OBJECTIVE - Write the next part of the passage about the rise of mocktails, starting right after its final sentence.

TEXT SEGMENT -
Through another lens, the rise of the mocktail could also be tied to the rise of the craft cocktail scene itself—and not just because bartenders are increasingly making their own shrubs, infusions, syrups, tinctures, and other non-alcoholic accoutrements that taste just as good in carbonated water as they do in booze. As a nation, we've all been swept up in the open throttle cocktail movement, discovering and/or rediscovering libations that make overindulging far too easy. Maybe the mocktail trend is a momentary show of abstinance in the face of years of indulgence; maybe we're just catching our breath.
Whatever the reason may be, it's a welcome respite for some, myself included, for whom keeping up with the cocktail scene had become an effort in maintaining sobriety. There are days you just don't want to drink—such as this past Saturday afternoon, when my best friend and I stopped into Provisions for a quick, light, early dinner, the kind best achieved by sitting at the bar. Some bars and restaurants, such as El Big Bad, are more than happy to make you an off-menu mocktail to order. Others, like Provisions, have built mocktails directly into their bar menu.

DATA -
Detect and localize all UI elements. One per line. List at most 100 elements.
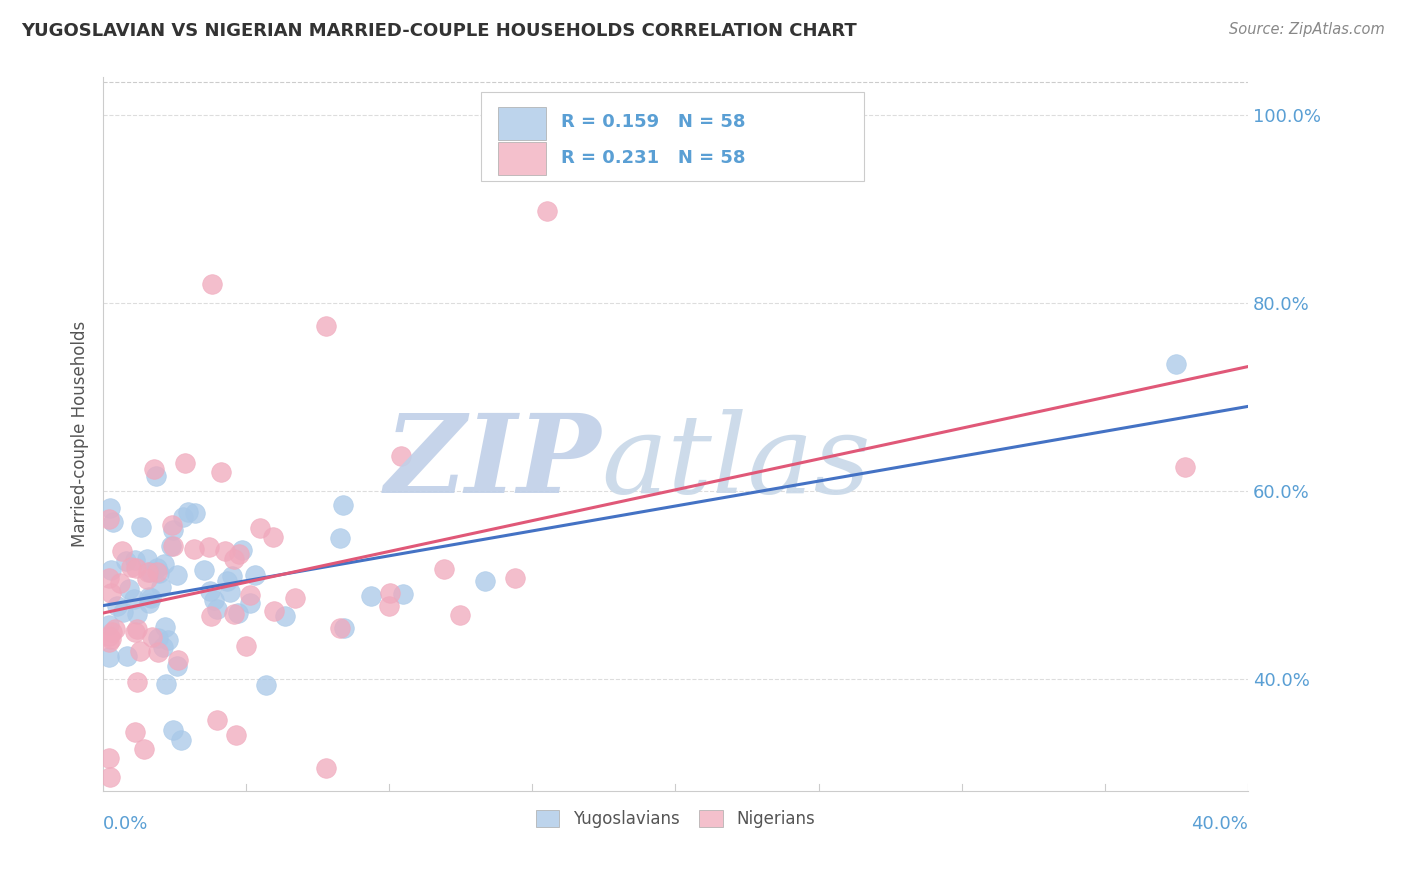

TASK RESPONSE -
I picked the thyme swizzle, and watched as it arrived in its well-appointed Collins glass—just like a real swizzle, barring any alcohol. In its place: fresh-squeezed mandarin orange juice, pineapple juice, thyme syrup and effervescent Topo Chico over finely crushed ice. On their own the juices would be too sweet, too childlike if you will, but the bright, herbaceous thyme syrup upended them with its grassy dryness. My girlfriend received her rosemary fizz in flute topped with a wafer-like orange twist, with more Topo Chico bubbling up to the surface along with rosemary syrup and a trio of citrus juices.
The price—$7 per drink—was as refreshing as the mocktails themselves, as was the feeling of walking back into the early evening with our heads on straight and the entire night still ahead of us. Whether or not the mocktail trend is here to stay (is anything really here to stay anymore anyway?), I'm glad it's here right now.